Stored records:
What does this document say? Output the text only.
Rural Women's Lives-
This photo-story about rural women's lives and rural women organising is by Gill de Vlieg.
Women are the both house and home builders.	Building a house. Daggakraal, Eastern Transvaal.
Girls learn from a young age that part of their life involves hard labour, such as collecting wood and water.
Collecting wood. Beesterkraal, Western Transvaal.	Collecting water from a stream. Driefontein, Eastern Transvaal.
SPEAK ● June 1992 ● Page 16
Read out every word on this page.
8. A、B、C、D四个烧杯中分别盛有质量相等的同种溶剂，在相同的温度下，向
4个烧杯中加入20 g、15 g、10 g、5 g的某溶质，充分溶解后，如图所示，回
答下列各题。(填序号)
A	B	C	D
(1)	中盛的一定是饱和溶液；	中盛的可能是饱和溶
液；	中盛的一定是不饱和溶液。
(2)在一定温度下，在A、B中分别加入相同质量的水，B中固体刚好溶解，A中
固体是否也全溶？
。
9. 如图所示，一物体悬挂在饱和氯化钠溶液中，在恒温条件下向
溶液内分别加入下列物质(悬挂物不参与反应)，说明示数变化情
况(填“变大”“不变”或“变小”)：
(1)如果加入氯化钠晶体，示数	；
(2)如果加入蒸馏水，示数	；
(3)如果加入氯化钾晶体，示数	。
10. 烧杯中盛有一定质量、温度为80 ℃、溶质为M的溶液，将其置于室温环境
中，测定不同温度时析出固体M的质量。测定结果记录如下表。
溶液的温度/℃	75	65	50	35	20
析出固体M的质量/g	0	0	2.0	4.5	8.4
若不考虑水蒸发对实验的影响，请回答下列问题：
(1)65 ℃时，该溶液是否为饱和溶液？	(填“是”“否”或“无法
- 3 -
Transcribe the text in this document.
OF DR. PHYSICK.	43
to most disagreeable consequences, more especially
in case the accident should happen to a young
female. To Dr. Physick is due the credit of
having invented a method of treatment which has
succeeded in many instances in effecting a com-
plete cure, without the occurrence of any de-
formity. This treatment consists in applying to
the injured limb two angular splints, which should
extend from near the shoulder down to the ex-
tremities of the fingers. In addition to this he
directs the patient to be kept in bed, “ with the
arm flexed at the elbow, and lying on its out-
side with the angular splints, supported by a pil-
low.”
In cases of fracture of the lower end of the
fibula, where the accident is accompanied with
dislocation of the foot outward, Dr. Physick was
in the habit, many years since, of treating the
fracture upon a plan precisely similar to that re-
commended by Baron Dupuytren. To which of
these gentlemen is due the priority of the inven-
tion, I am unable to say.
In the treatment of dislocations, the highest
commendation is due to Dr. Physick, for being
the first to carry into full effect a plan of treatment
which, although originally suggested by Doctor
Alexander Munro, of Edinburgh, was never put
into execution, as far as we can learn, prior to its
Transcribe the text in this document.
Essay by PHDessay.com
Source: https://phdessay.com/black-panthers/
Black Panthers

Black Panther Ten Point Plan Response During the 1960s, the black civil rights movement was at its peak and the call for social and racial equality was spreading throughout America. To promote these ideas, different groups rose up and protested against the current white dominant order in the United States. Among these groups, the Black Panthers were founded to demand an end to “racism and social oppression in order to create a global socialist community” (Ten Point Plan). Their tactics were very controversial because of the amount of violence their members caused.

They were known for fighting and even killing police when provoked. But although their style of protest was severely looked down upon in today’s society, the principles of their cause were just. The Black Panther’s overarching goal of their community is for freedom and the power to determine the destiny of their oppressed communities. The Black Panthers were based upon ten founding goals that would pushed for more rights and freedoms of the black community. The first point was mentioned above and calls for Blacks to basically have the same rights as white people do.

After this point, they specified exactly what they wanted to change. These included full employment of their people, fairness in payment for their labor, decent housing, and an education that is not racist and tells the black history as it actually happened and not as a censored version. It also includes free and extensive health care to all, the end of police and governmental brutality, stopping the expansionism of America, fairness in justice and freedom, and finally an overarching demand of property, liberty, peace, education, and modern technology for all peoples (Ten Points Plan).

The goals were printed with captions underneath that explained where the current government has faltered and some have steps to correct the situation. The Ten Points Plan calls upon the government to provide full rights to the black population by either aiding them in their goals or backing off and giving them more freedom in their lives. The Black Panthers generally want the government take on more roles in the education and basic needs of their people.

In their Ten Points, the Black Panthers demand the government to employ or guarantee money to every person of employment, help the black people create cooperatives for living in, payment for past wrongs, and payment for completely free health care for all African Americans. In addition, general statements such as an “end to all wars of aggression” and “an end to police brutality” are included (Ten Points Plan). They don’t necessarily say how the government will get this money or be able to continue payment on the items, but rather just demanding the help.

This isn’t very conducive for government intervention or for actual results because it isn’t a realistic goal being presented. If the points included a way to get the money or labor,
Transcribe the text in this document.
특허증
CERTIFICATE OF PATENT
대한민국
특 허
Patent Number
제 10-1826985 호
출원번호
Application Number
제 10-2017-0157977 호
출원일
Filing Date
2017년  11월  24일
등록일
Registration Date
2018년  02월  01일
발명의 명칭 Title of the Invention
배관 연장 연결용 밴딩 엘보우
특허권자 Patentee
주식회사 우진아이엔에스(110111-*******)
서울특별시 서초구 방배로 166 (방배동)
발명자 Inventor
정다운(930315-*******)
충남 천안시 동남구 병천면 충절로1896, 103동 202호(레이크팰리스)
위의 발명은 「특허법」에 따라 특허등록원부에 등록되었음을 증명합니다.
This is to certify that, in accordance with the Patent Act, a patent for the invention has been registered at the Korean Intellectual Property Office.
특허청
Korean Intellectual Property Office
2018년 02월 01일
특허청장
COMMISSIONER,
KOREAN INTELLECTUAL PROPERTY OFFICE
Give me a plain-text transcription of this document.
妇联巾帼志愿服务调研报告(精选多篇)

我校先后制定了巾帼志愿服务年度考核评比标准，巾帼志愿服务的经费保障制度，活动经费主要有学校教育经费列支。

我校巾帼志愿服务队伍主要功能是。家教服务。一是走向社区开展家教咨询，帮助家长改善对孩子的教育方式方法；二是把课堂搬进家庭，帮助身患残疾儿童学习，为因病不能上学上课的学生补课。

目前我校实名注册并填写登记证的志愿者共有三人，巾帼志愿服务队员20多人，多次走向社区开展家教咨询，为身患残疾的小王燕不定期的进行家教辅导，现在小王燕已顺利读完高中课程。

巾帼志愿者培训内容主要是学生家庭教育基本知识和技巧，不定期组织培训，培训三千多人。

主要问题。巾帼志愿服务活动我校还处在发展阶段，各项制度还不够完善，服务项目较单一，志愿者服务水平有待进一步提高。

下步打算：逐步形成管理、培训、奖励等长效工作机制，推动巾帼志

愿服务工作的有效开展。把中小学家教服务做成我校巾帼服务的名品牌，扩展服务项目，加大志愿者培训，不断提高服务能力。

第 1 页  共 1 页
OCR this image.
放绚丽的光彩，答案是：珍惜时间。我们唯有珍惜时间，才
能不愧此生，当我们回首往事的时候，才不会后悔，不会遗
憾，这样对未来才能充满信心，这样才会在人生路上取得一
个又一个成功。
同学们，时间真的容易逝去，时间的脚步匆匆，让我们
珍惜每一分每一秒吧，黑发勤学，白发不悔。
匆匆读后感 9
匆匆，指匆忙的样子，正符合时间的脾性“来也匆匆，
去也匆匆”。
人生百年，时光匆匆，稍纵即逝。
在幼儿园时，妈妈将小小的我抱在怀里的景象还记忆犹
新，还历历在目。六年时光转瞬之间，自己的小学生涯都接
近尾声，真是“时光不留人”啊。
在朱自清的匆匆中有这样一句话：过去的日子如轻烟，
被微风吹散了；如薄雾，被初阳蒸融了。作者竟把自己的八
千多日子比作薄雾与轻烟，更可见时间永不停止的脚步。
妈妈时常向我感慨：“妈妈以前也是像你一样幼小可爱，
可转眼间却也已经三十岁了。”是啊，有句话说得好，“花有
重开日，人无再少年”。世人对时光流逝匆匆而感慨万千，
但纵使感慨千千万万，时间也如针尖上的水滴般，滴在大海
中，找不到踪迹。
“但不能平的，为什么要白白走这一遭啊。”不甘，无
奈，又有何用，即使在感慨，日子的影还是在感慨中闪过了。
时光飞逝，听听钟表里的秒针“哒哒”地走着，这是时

Short problem.
Copy out each line in the listing that has the word "which".

Problem solution.
having invented a method of treatment which has
the injured limb two angular splints, which should
commended by Baron Dupuytren. To which of
which, although originally suggested by Doctor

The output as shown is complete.